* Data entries
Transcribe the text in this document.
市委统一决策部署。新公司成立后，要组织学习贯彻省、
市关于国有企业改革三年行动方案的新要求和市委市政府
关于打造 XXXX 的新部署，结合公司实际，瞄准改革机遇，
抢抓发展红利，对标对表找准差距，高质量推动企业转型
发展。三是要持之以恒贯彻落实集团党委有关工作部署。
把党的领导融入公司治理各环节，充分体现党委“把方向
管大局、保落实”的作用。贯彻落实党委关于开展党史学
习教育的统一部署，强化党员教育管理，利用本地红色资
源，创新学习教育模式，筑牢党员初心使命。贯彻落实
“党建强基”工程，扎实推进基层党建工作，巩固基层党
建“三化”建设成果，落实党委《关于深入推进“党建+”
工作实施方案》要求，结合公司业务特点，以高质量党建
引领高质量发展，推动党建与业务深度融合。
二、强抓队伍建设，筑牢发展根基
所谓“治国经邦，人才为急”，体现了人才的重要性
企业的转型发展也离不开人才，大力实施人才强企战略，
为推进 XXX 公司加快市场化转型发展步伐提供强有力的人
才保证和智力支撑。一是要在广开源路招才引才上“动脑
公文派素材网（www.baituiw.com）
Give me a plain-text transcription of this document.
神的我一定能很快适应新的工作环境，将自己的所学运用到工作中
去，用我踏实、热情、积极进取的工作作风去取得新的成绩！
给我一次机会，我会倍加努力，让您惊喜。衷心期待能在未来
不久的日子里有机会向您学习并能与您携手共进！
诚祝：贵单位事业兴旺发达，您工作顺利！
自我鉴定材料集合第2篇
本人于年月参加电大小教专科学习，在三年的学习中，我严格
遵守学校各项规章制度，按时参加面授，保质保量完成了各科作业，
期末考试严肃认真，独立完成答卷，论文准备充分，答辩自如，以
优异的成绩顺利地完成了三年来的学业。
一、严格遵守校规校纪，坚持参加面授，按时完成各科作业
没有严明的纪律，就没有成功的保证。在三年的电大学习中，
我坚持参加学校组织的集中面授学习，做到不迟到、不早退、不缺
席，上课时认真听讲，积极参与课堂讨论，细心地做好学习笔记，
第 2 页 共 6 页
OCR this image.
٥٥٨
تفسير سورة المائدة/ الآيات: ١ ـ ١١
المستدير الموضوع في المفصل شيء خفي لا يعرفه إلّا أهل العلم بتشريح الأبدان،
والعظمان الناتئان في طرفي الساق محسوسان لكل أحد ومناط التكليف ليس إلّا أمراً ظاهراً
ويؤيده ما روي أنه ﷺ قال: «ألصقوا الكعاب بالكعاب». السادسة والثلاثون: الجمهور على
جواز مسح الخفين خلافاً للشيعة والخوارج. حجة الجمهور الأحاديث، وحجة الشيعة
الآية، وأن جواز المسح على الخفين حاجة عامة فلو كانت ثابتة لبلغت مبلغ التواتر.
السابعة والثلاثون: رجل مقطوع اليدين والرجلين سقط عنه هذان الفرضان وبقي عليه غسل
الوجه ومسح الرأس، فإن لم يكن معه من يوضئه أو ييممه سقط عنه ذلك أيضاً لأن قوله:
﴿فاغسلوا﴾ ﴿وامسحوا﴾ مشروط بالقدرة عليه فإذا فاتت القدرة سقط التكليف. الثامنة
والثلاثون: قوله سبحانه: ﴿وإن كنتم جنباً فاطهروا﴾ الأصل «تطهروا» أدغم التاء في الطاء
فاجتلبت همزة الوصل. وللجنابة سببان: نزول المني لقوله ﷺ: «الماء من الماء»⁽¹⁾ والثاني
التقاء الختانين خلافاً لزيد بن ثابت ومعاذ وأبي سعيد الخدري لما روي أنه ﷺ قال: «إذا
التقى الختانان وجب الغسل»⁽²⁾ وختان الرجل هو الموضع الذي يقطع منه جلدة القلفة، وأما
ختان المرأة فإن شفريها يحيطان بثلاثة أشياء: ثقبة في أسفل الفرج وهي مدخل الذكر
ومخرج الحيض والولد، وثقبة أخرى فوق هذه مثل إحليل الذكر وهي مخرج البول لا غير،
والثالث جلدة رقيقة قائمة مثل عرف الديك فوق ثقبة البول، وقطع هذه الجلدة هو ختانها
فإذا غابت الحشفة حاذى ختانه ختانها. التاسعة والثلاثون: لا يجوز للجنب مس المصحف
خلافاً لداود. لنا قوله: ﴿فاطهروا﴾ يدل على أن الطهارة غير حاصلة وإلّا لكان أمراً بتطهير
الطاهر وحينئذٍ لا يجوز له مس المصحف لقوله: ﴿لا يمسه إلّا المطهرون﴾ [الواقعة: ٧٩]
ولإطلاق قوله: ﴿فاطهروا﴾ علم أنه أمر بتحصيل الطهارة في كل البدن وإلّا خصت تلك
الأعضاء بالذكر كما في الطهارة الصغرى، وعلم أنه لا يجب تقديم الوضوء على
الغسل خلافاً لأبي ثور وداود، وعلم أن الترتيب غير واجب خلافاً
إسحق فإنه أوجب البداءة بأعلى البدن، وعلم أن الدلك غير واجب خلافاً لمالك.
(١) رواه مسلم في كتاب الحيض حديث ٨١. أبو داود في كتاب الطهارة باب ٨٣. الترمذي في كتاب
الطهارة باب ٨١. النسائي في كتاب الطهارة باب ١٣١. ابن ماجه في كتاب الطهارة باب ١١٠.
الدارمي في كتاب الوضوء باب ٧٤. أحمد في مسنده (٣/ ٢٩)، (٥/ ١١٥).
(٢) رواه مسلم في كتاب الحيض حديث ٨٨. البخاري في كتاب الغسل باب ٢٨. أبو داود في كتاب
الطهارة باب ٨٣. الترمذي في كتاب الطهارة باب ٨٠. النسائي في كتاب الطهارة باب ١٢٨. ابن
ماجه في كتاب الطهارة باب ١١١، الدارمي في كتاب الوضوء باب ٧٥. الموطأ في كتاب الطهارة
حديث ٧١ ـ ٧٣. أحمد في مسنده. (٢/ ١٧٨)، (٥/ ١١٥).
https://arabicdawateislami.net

* EXERCISE REQUIREMENTS
Copy every line exactly. Leave nothing out.

* FINAL RESULT
Transcribe the text in this document.
市委统一决策部署。新公司成立后，要组织学习贯彻省、
市关于国有企业改革三年行动方案的新要求和市委市政府
关于打造 XXXX 的新部署，结合公司实际，瞄准改革机遇，
抢抓发展红利，对标对表找准差距，高质量推动企业转型
发展。三是要持之以恒贯彻落实集团党委有关工作部署。
把党的领导融入公司治理各环节，充分体现党委“把方向
管大局、保落实”的作用。贯彻落实党委关于开展党史学
习教育的统一部署，强化党员教育管理，利用本地红色资
源，创新学习教育模式，筑牢党员初心使命。贯彻落实
“党建强基”工程，扎实推进基层党建工作，巩固基层党
建“三化”建设成果，落实党委《关于深入推进“党建+”
工作实施方案》要求，结合公司业务特点，以高质量党建
引领高质量发展，推动党建与业务深度融合。
二、强抓队伍建设，筑牢发展根基
所谓“治国经邦，人才为急”，体现了人才的重要性
企业的转型发展也离不开人才，大力实施人才强企战略，
为推进 XXX 公司加快市场化转型发展步伐提供强有力的人
才保证和智力支撑。一是要在广开源路招才引才上“动脑
公文派素材网（www.baituiw.com）
Give me a plain-text transcription of this document.
神的我一定能很快适应新的工作环境，将自己的所学运用到工作中
去，用我踏实、热情、积极进取的工作作风去取得新的成绩！
给我一次机会，我会倍加努力，让您惊喜。衷心期待能在未来
不久的日子里有机会向您学习并能与您携手共进！
诚祝：贵单位事业兴旺发达，您工作顺利！
自我鉴定材料集合第2篇
本人于年月参加电大小教专科学习，在三年的学习中，我严格
遵守学校各项规章制度，按时参加面授，保质保量完成了各科作业，
期末考试严肃认真，独立完成答卷，论文准备充分，答辩自如，以
优异的成绩顺利地完成了三年来的学业。
一、严格遵守校规校纪，坚持参加面授，按时完成各科作业
没有严明的纪律，就没有成功的保证。在三年的电大学习中，
我坚持参加学校组织的集中面授学习，做到不迟到、不早退、不缺
席，上课时认真听讲，积极参与课堂讨论，细心地做好学习笔记，
第 2 页 共 6 页
OCR this image.
٥٥٨
تفسير سورة المائدة/ الآيات: ١ ـ ١١
المستدير الموضوع في المفصل شيء خفي لا يعرفه إلّا أهل العلم بتشريح الأبدان،
والعظمان الناتئان في طرفي الساق محسوسان لكل أحد ومناط التكليف ليس إلّا أمراً ظاهراً
ويؤيده ما روي أنه ﷺ قال: «ألصقوا الكعاب بالكعاب». السادسة والثلاثون: الجمهور على
جواز مسح الخفين خلافاً للشيعة والخوارج. حجة الجمهور الأحاديث، وحجة الشيعة
الآية، وأن جواز المسح على الخفين حاجة عامة فلو كانت ثابتة لبلغت مبلغ التواتر.
السابعة والثلاثون: رجل مقطوع اليدين والرجلين سقط عنه هذان الفرضان وبقي عليه غسل
الوجه ومسح الرأس، فإن لم يكن معه من يوضئه أو ييممه سقط عنه ذلك أيضاً لأن قوله:
﴿فاغسلوا﴾ ﴿وامسحوا﴾ مشروط بالقدرة عليه فإذا فاتت القدرة سقط التكليف. الثامنة
والثلاثون: قوله سبحانه: ﴿وإن كنتم جنباً فاطهروا﴾ الأصل «تطهروا» أدغم التاء في الطاء
فاجتلبت همزة الوصل. وللجنابة سببان: نزول المني لقوله ﷺ: «الماء من الماء»⁽¹⁾ والثاني
التقاء الختانين خلافاً لزيد بن ثابت ومعاذ وأبي سعيد الخدري لما روي أنه ﷺ قال: «إذا
التقى الختانان وجب الغسل»⁽²⁾ وختان الرجل هو الموضع الذي يقطع منه جلدة القلفة، وأما
ختان المرأة فإن شفريها يحيطان بثلاثة أشياء: ثقبة في أسفل الفرج وهي مدخل الذكر
ومخرج الحيض والولد، وثقبة أخرى فوق هذه مثل إحليل الذكر وهي مخرج البول لا غير،
والثالث جلدة رقيقة قائمة مثل عرف الديك فوق ثقبة البول، وقطع هذه الجلدة هو ختانها
فإذا غابت الحشفة حاذى ختانه ختانها. التاسعة والثلاثون: لا يجوز للجنب مس المصحف
خلافاً لداود. لنا قوله: ﴿فاطهروا﴾ يدل على أن الطهارة غير حاصلة وإلّا لكان أمراً بتطهير
الطاهر وحينئذٍ لا يجوز له مس المصحف لقوله: ﴿لا يمسه إلّا المطهرون﴾ [الواقعة: ٧٩]
ولإطلاق قوله: ﴿فاطهروا﴾ علم أنه أمر بتحصيل الطهارة في كل البدن وإلّا خصت تلك
الأعضاء بالذكر كما في الطهارة الصغرى، وعلم أنه لا يجب تقديم الوضوء على
الغسل خلافاً لأبي ثور وداود، وعلم أن الترتيب غير واجب خلافاً
إسحق فإنه أوجب البداءة بأعلى البدن، وعلم أن الدلك غير واجب خلافاً لمالك.
(١) رواه مسلم في كتاب الحيض حديث ٨١. أبو داود في كتاب الطهارة باب ٨٣. الترمذي في كتاب
الطهارة باب ٨١. النسائي في كتاب الطهارة باب ١٣١. ابن ماجه في كتاب الطهارة باب ١١٠.
الدارمي في كتاب الوضوء باب ٧٤. أحمد في مسنده (٣/ ٢٩)، (٥/ ١١٥).
(٢) رواه مسلم في كتاب الحيض حديث ٨٨. البخاري في كتاب الغسل باب ٢٨. أبو داود في كتاب
الطهارة باب ٨٣. الترمذي في كتاب الطهارة باب ٨٠. النسائي في كتاب الطهارة باب ١٢٨. ابن
ماجه في كتاب الطهارة باب ١١١، الدارمي في كتاب الوضوء باب ٧٥. الموطأ في كتاب الطهارة
حديث ٧١ ـ ٧٣. أحمد في مسنده. (٢/ ١٧٨)، (٥/ ١١٥).
https://arabicdawateislami.net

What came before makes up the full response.